## Begin
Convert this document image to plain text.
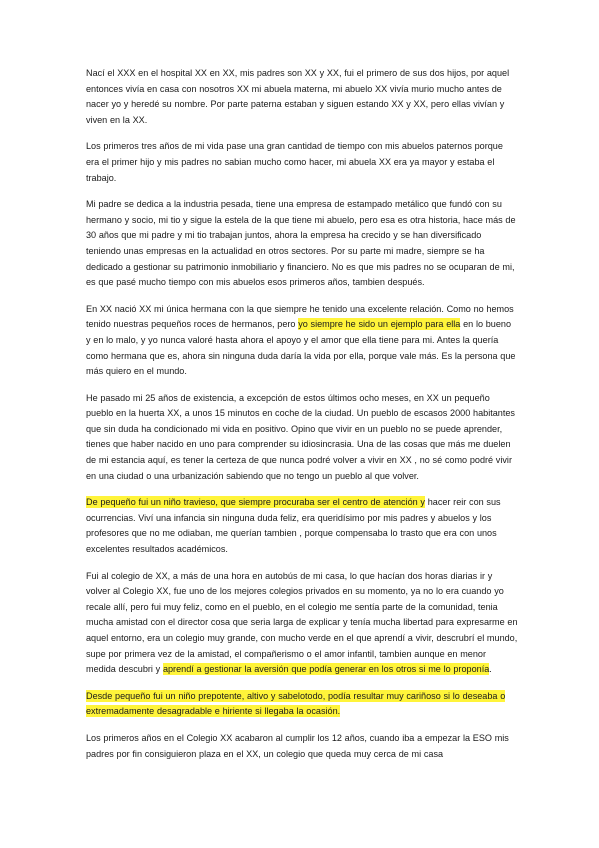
Nací el XXX en el hospital XX en XX, mis padres son XX y XX, fui el primero de sus dos hijos, por aquel entonces vivía en casa con nosotros XX mi abuela materna, mi abuelo XX vivía murio mucho antes de nacer yo y heredé su nombre. Por parte paterna estaban y siguen estando XX y XX, pero ellas vivían y viven en la XX.

Los primeros tres años de mi vida pase una gran cantidad de tiempo con mis abuelos paternos porque era el primer hijo y mis padres no sabian mucho como hacer, mi abuela XX era ya mayor y estaba el trabajo.

Mi padre se dedica a la industria pesada, tiene una empresa de estampado metálico que fundó con su hermano y socio, mi tio y sigue la estela de la que tiene mi abuelo, pero esa es otra historia, hace más de 30 años que mi padre y mi tio trabajan juntos, ahora la empresa ha crecido y se han diversificado teniendo unas empresas en la actualidad en otros sectores. Por su parte mi madre, siempre se ha dedicado a gestionar su patrimonio inmobiliario y financiero. No es que mis padres no se ocuparan de mi, es que pasé mucho tiempo con mis abuelos esos primeros años, tambien después.

En XX nació XX mi única hermana con la que siempre he tenido una excelente relación. Como no hemos tenido nuestras pequeños roces de hermanos, pero yo siempre he sido un ejemplo para ella en lo bueno y en lo malo, y yo nunca valoré hasta ahora el apoyo y el amor que ella tiene para mi. Antes la quería como hermana que es, ahora sin ninguna duda daría la vida por ella, porque vale más. Es la persona que más quiero en el mundo.

He pasado mi 25 años de existencia, a excepción de estos últimos ocho meses, en XX un pequeño pueblo en la huerta XX, a unos 15 minutos en coche de la ciudad. Un pueblo de escasos 2000 habitantes que sin duda ha condicionado mi vida en positivo. Opino que vivir en un pueblo no se puede aprender, tienes que haber nacido en uno para comprender su idiosincrasia. Una de las cosas que más me duelen de mi estancia aquí, es tener la certeza de que nunca podré volver a vivir en XX , no sé como podré vivir en una ciudad o una urbanización sabiendo que no tengo un pueblo al que volver.

De pequeño fui un niño travieso, que siempre procuraba ser el centro de atención y hacer reir con sus ocurrencias. Viví una infancia sin ninguna duda feliz, era queridísimo por mis padres y abuelos y los profesores que no me odiaban, me querían tambien , porque compensaba lo trasto que era con unos excelentes resultados académicos.

Fui al colegio de XX, a más de una hora en autobús de mi casa, lo que hacían dos horas diarias ir y volver al Colegio XX, fue uno de los mejores colegios privados en su momento, ya no lo era cuando yo recale allí, pero fui muy feliz, como en el pueblo, en el colegio me sentía parte de la comunidad, tenia mucha amistad con el director cosa que seria larga de explicar y tenía mucha libertad para expresarme en aquel entorno, era un colegio muy grande, con mucho verde en el que aprendí a vivir, descrubrí el mundo, supe por primera vez de la amistad, el compañerismo o el amor infantil, tambien aunque en menor medida descubri y aprendí a gestionar la aversión que podía generar en los otros si me lo proponía.

Desde pequeño fui un niño prepotente, altivo y sabelotodo, podía resultar muy cariñoso si lo deseaba o extremadamente desagradable e hiriente si llegaba la ocasión.

Los primeros años en el Colegio XX acabaron al cumplir los 12 años, cuando iba a empezar la ESO mis padres por fin consiguieron plaza en el XX, un colegio que queda muy cerca de mi casa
## End
**What you have to do:** Leaving all pictures aside, quote each record exactly.

**Response:**
Convert this document image to plain text.
Nací el XXX en el hospital XX en XX, mis padres son XX y XX, fui el primero de sus dos hijos, por aquel entonces vivía en casa con nosotros XX mi abuela materna, mi abuelo XX vivía murio mucho antes de nacer yo y heredé su nombre. Por parte paterna estaban y siguen estando XX y XX, pero ellas vivían y viven en la XX.

Los primeros tres años de mi vida pase una gran cantidad de tiempo con mis abuelos paternos porque era el primer hijo y mis padres no sabian mucho como hacer, mi abuela XX era ya mayor y estaba el trabajo.

Mi padre se dedica a la industria pesada, tiene una empresa de estampado metálico que fundó con su hermano y socio, mi tio y sigue la estela de la que tiene mi abuelo, pero esa es otra historia, hace más de 30 años que mi padre y mi tio trabajan juntos, ahora la empresa ha crecido y se han diversificado teniendo unas empresas en la actualidad en otros sectores. Por su parte mi madre, siempre se ha dedicado a gestionar su patrimonio inmobiliario y financiero. No es que mis padres no se ocuparan de mi, es que pasé mucho tiempo con mis abuelos esos primeros años, tambien después.

En XX nació XX mi única hermana con la que siempre he tenido una excelente relación. Como no hemos tenido nuestras pequeños roces de hermanos, pero yo siempre he sido un ejemplo para ella en lo bueno y en lo malo, y yo nunca valoré hasta ahora el apoyo y el amor que ella tiene para mi. Antes la quería como hermana que es, ahora sin ninguna duda daría la vida por ella, porque vale más. Es la persona que más quiero en el mundo.

He pasado mi 25 años de existencia, a excepción de estos últimos ocho meses, en XX un pequeño pueblo en la huerta XX, a unos 15 minutos en coche de la ciudad. Un pueblo de escasos 2000 habitantes que sin duda ha condicionado mi vida en positivo. Opino que vivir en un pueblo no se puede aprender, tienes que haber nacido en uno para comprender su idiosincrasia. Una de las cosas que más me duelen de mi estancia aquí, es tener la certeza de que nunca podré volver a vivir en XX , no sé como podré vivir en una ciudad o una urbanización sabiendo que no tengo un pueblo al que volver.

De pequeño fui un niño travieso, que siempre procuraba ser el centro de atención y hacer reir con sus ocurrencias. Viví una infancia sin ninguna duda feliz, era queridísimo por mis padres y abuelos y los profesores que no me odiaban, me querían tambien , porque compensaba lo trasto que era con unos excelentes resultados académicos.

Fui al colegio de XX, a más de una hora en autobús de mi casa, lo que hacían dos horas diarias ir y volver al Colegio XX, fue uno de los mejores colegios privados en su momento, ya no lo era cuando yo recale allí, pero fui muy feliz, como en el pueblo, en el colegio me sentía parte de la comunidad, tenia mucha amistad con el director cosa que seria larga de explicar y tenía mucha libertad para expresarme en aquel entorno, era un colegio muy grande, con mucho verde en el que aprendí a vivir, descrubrí el mundo, supe por primera vez de la amistad, el compañerismo o el amor infantil, tambien aunque en menor medida descubri y aprendí a gestionar la aversión que podía generar en los otros si me lo proponía.

Desde pequeño fui un niño prepotente, altivo y sabelotodo, podía resultar muy cariñoso si lo deseaba o extremadamente desagradable e hiriente si llegaba la ocasión.

Los primeros años en el Colegio XX acabaron al cumplir los 12 años, cuando iba a empezar la ESO mis padres por fin consiguieron plaza en el XX, un colegio que queda muy cerca de mi casa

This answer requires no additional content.